··· Data for processing

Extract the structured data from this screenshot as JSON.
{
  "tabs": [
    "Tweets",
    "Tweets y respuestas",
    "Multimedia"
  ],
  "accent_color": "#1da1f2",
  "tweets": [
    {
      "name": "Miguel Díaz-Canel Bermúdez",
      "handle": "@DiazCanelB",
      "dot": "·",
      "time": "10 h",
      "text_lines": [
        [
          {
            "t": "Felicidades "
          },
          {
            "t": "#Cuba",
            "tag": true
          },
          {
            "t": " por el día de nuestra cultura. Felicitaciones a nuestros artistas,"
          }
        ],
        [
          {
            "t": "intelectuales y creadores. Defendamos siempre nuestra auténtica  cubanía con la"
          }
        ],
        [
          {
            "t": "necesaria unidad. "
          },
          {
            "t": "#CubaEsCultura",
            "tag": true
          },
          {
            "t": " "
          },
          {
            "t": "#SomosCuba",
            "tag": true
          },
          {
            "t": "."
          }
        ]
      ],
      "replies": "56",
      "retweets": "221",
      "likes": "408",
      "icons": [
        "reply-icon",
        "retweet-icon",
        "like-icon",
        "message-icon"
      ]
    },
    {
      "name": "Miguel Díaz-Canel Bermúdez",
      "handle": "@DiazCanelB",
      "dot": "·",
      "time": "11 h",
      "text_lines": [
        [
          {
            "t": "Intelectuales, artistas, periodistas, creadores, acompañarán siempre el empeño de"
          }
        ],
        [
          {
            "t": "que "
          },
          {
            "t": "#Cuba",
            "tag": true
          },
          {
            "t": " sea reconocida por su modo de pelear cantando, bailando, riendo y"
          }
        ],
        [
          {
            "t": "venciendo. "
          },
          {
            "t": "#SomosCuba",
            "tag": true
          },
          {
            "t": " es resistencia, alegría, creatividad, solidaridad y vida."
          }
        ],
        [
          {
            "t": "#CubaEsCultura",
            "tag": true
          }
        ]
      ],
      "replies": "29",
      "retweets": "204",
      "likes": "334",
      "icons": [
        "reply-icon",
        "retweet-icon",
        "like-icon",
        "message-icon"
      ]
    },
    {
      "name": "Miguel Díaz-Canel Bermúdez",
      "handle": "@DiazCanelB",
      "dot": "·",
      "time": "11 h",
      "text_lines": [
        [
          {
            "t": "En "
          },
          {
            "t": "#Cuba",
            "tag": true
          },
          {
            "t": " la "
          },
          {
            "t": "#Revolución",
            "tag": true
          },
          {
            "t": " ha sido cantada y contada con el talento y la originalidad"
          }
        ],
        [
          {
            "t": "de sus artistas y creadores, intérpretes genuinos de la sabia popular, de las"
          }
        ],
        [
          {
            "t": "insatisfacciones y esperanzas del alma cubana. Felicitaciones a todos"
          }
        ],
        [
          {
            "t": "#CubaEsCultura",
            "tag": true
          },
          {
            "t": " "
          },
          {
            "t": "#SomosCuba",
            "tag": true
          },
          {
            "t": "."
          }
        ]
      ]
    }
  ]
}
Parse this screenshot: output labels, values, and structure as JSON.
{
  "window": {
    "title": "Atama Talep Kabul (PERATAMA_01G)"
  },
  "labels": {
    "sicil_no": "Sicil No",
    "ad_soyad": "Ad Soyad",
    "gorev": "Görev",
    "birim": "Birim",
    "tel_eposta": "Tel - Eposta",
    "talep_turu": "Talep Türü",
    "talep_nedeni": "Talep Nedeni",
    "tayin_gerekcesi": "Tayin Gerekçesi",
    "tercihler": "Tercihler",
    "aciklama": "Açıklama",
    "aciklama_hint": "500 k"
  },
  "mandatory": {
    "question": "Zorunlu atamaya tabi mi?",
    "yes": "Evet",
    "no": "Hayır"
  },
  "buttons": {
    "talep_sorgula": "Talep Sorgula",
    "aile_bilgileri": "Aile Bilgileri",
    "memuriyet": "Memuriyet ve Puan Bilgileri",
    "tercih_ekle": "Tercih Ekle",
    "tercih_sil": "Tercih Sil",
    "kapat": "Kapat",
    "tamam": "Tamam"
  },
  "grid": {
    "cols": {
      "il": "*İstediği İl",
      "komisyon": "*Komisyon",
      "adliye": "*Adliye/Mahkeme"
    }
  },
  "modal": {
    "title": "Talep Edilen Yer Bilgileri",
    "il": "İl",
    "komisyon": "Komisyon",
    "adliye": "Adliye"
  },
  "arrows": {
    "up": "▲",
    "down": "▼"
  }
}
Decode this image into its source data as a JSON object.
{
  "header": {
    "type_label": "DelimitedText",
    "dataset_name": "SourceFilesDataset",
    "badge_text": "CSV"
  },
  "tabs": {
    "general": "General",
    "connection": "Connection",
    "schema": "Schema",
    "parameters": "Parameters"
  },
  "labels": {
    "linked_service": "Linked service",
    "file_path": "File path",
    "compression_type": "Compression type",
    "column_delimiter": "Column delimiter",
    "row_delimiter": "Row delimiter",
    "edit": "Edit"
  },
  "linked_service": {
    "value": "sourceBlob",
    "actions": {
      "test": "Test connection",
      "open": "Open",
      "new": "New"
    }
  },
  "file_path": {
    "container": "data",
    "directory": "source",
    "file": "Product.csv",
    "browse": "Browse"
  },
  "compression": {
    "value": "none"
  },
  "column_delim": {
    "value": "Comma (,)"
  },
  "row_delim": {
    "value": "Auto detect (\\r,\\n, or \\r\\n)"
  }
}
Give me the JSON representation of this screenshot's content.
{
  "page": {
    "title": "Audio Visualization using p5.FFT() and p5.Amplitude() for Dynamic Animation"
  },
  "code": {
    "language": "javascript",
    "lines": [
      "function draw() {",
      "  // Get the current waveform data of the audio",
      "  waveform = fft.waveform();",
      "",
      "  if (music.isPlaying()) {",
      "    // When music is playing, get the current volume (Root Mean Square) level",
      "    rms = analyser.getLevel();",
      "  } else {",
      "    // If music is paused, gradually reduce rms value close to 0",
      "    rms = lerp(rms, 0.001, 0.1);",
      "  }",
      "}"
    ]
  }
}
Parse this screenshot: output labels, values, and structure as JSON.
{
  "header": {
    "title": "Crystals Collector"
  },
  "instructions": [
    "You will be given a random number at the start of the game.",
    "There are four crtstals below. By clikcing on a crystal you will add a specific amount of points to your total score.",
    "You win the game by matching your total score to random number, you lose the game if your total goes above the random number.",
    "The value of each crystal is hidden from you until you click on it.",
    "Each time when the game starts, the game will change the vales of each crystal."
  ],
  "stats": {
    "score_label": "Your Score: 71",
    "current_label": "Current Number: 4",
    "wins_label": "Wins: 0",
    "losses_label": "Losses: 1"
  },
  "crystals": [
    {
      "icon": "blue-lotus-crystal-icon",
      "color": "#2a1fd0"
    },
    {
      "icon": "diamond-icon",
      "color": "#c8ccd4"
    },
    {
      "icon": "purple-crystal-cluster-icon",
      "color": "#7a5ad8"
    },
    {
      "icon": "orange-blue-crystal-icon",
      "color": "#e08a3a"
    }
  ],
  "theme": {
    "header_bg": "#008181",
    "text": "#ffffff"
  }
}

······

• **What to produce**
Sift the material for lines with the string "Bilgileri". Copy each one found.

• **Problem solution**
    "aile_bilgileri": "Aile Bilgileri",
    "memuriyet": "Memuriyet ve Puan Bilgileri",
    "title": "Talep Edilen Yer Bilgileri",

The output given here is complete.